• **The problem**
Report how many lines contain "data". The answer is a single number.

□ □ □ □

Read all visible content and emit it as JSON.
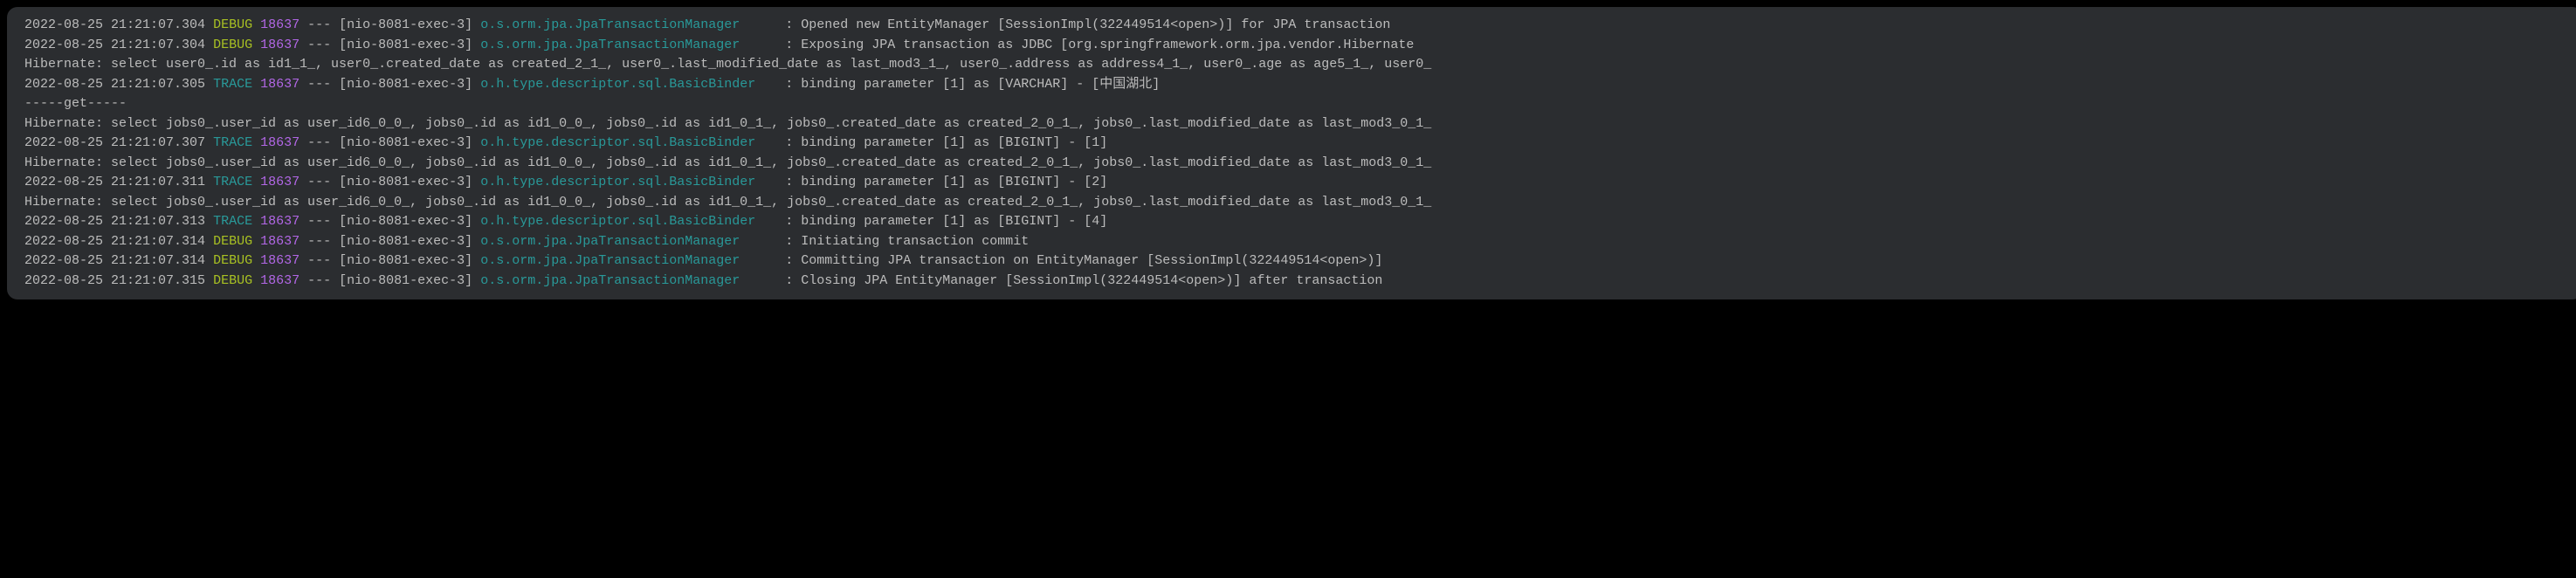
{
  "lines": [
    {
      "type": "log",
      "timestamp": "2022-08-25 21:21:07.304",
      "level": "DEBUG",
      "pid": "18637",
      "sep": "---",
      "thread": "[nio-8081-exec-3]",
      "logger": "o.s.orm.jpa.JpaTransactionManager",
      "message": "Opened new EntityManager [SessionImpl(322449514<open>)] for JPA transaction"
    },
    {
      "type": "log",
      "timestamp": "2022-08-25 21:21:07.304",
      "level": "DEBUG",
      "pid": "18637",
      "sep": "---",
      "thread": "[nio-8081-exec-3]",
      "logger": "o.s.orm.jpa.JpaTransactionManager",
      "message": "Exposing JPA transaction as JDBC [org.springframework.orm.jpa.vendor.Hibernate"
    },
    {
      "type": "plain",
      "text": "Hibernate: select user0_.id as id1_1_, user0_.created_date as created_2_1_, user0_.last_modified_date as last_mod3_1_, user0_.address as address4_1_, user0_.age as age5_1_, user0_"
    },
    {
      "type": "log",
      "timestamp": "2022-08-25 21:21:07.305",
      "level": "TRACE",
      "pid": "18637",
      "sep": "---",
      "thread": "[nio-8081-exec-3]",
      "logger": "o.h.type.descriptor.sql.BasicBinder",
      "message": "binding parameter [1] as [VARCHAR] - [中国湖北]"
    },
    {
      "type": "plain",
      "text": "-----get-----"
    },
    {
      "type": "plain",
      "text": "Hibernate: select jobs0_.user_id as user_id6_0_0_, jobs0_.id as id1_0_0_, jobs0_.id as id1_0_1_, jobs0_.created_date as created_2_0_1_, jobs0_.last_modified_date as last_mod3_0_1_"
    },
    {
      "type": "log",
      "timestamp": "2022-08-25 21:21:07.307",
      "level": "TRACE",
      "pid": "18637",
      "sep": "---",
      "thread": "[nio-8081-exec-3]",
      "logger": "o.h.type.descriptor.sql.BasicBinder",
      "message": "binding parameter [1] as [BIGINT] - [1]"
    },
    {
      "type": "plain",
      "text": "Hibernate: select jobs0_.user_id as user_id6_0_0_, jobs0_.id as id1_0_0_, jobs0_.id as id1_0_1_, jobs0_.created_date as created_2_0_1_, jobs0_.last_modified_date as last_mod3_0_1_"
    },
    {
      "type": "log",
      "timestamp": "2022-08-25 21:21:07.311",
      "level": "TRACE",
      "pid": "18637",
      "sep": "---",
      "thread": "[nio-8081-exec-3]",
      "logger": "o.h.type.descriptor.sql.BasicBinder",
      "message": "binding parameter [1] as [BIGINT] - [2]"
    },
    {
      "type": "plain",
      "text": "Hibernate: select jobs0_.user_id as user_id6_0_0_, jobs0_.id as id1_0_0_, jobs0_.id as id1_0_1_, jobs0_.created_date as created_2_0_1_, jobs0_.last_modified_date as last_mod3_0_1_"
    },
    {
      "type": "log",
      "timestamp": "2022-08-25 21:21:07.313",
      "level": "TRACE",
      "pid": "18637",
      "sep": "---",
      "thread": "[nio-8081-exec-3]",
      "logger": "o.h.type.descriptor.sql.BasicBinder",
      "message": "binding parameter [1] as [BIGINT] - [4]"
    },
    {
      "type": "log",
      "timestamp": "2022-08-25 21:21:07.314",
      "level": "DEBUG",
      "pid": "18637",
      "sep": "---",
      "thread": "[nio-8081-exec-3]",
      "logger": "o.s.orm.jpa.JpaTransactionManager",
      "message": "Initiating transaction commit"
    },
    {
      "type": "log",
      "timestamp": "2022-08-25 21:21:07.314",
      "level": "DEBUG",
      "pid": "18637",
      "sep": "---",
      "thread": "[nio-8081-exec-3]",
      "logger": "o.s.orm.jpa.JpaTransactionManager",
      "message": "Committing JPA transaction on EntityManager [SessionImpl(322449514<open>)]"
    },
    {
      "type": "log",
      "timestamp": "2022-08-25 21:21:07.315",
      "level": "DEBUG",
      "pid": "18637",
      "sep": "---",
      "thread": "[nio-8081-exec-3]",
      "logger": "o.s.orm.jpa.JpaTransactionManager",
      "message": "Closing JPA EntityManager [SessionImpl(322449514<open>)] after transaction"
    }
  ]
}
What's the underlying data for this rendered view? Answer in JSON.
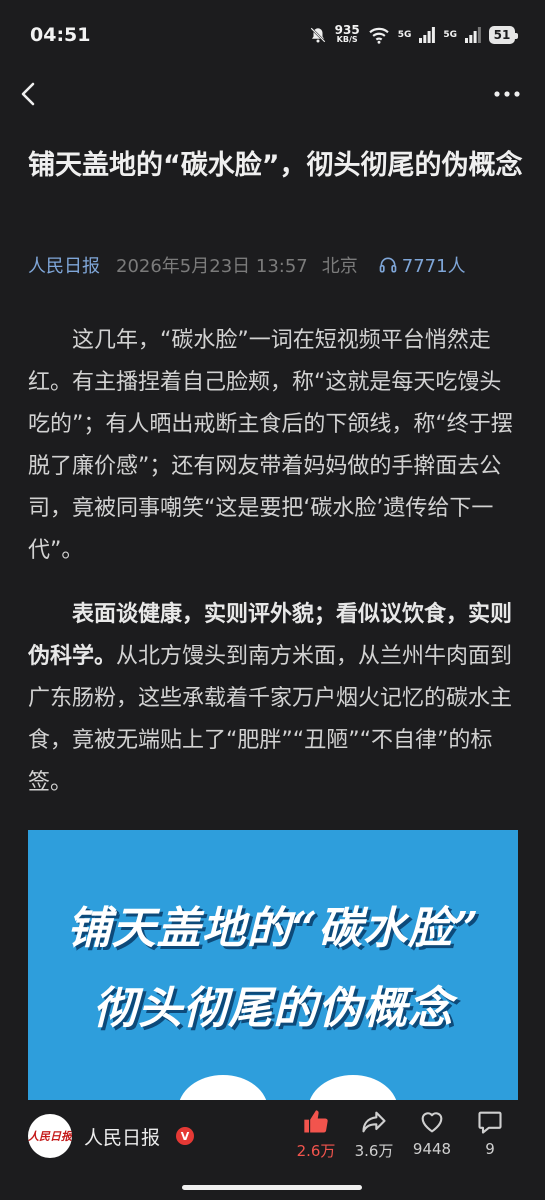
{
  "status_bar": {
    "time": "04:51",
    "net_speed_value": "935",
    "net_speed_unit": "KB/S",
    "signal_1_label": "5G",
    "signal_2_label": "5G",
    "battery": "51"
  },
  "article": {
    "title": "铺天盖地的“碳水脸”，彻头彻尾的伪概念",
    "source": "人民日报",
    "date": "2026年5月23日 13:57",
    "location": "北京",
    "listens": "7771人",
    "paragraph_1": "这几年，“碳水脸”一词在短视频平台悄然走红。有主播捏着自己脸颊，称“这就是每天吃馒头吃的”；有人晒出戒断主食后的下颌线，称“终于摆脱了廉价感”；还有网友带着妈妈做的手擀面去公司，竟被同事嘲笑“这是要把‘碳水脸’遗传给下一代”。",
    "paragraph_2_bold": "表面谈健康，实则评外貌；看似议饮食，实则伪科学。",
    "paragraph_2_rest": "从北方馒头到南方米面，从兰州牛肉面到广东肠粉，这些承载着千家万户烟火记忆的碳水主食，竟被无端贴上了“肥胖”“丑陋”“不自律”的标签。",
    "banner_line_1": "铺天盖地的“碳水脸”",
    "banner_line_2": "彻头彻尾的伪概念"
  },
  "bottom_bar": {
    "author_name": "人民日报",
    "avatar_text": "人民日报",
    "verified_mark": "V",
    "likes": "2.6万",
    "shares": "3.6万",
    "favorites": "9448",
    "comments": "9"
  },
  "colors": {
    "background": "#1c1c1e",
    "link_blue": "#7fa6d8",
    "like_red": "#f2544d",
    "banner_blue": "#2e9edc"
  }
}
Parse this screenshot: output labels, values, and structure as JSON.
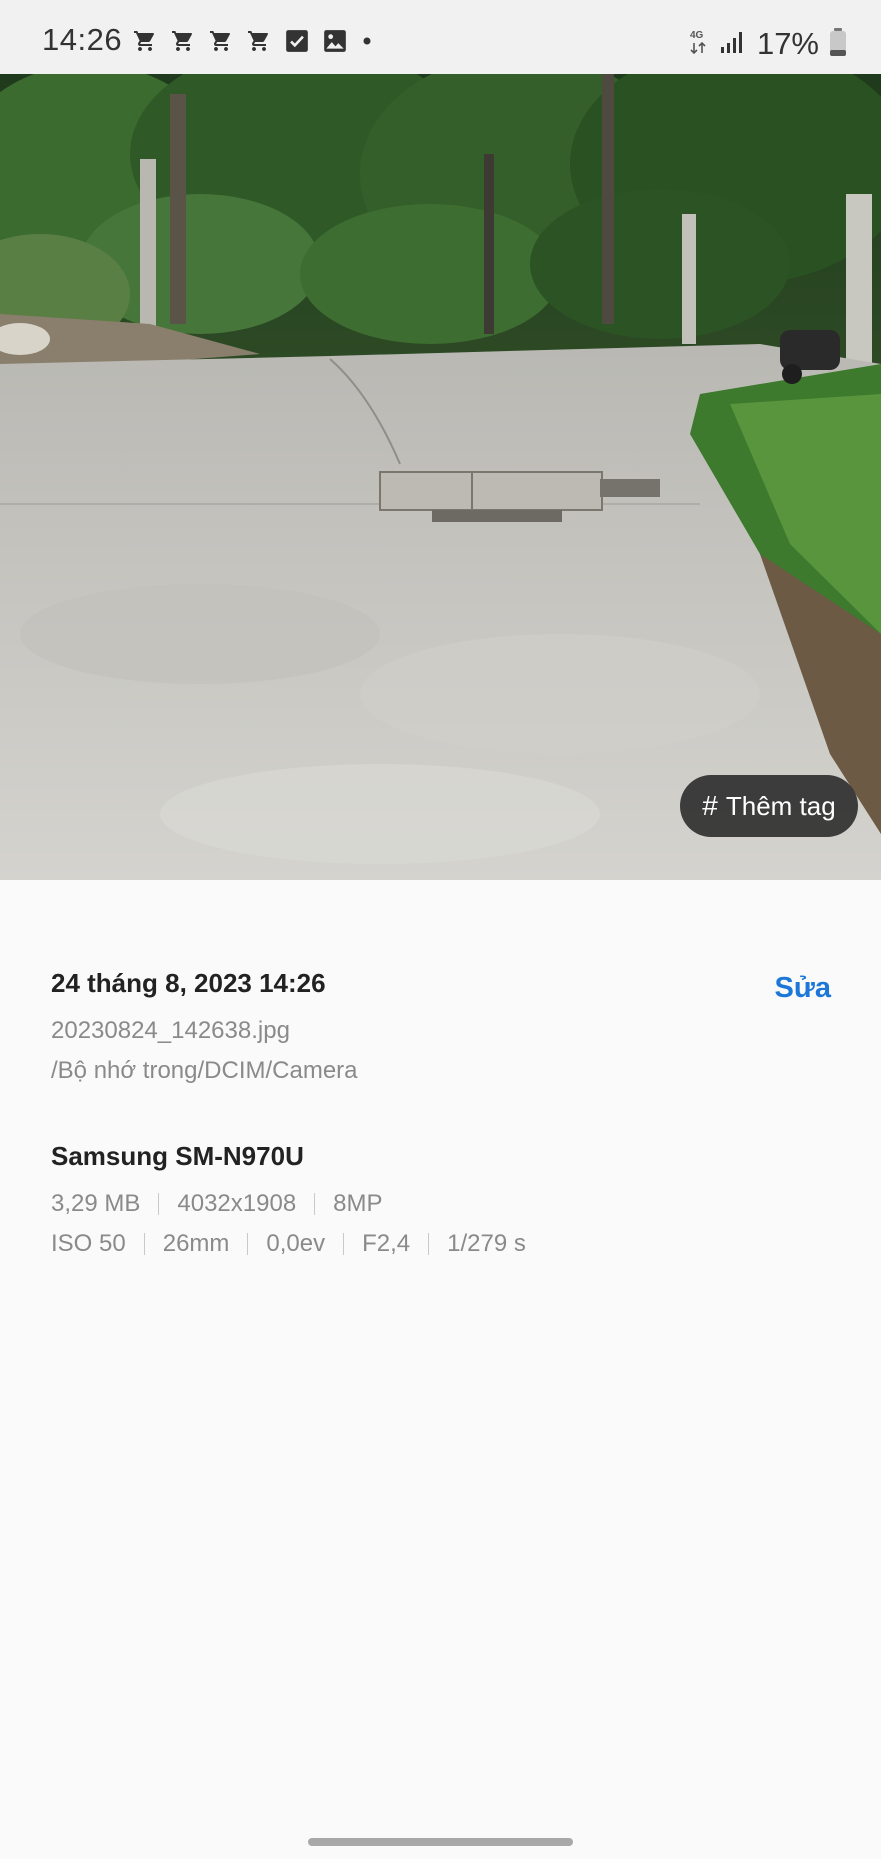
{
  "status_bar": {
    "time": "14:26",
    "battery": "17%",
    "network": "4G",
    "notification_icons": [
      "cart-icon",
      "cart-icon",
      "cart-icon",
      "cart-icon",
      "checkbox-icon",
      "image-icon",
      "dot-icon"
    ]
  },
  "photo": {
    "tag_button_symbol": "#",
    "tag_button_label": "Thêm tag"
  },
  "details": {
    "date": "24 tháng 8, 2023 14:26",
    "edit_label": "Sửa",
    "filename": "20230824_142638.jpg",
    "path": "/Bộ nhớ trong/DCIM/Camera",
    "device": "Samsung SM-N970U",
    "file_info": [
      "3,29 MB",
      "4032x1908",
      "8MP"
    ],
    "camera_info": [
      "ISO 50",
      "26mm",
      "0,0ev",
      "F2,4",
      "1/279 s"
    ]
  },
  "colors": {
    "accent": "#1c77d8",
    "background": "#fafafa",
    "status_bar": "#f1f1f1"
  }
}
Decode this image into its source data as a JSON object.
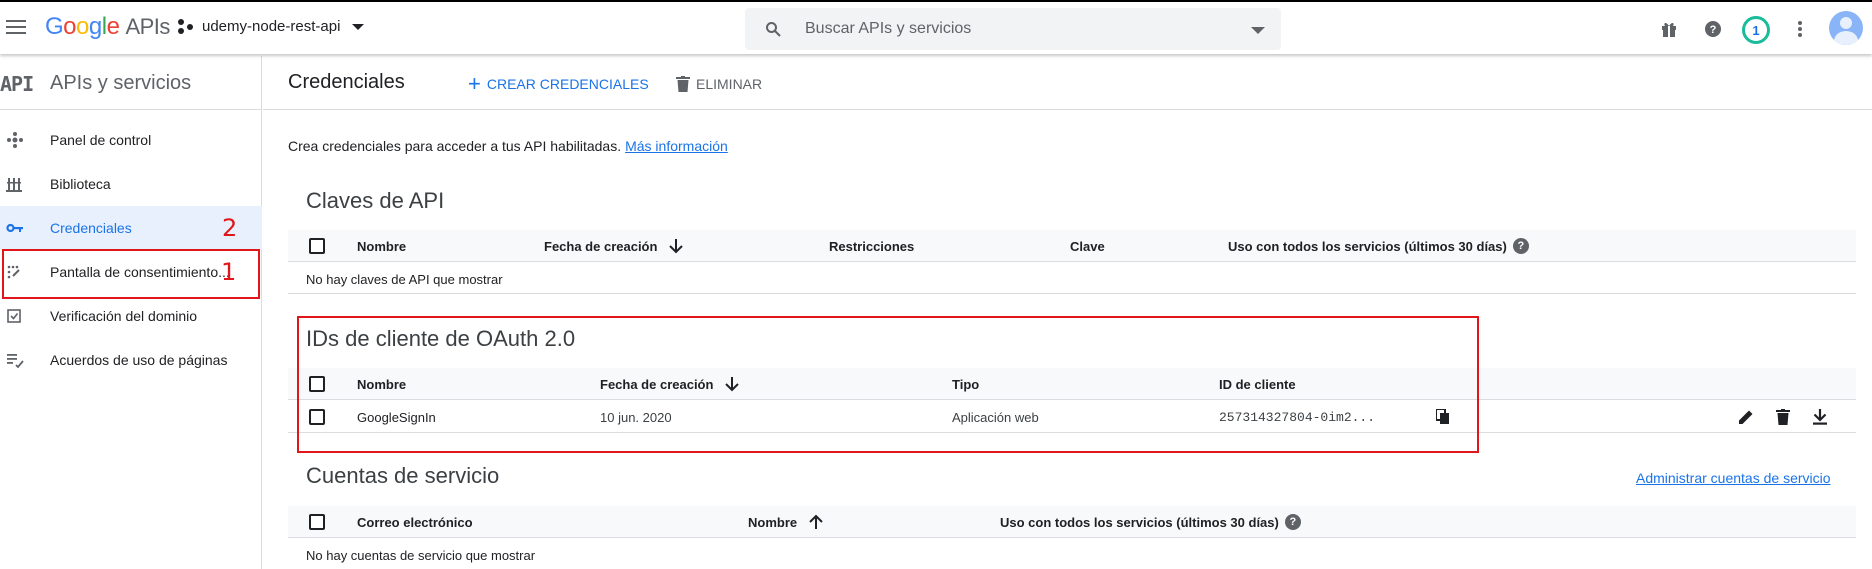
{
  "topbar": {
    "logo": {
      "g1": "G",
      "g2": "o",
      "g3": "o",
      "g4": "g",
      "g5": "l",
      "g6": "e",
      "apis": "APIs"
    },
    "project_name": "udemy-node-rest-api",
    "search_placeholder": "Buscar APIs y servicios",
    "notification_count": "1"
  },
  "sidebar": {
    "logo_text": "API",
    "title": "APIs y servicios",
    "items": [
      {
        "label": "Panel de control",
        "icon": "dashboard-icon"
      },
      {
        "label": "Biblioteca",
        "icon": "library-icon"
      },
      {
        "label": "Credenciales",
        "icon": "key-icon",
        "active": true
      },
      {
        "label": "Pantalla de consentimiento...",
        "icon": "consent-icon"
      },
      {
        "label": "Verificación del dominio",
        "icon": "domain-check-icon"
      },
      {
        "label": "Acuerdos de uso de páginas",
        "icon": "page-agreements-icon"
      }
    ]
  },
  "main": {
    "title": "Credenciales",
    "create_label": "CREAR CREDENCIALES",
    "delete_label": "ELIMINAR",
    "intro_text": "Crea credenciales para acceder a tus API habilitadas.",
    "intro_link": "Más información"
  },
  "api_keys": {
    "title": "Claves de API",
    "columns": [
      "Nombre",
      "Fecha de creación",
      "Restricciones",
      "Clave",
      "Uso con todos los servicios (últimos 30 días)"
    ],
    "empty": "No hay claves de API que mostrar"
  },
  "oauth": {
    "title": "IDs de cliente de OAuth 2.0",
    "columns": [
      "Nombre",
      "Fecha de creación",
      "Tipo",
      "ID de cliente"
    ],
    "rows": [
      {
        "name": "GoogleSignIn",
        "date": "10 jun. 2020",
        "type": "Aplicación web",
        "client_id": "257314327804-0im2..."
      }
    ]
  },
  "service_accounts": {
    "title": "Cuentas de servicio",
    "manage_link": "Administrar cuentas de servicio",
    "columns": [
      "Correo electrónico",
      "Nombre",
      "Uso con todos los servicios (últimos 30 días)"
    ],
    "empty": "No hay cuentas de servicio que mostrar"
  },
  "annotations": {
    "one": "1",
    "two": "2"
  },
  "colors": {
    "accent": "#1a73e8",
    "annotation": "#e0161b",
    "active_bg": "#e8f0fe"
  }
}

□ □ □ □

• **Task result**
2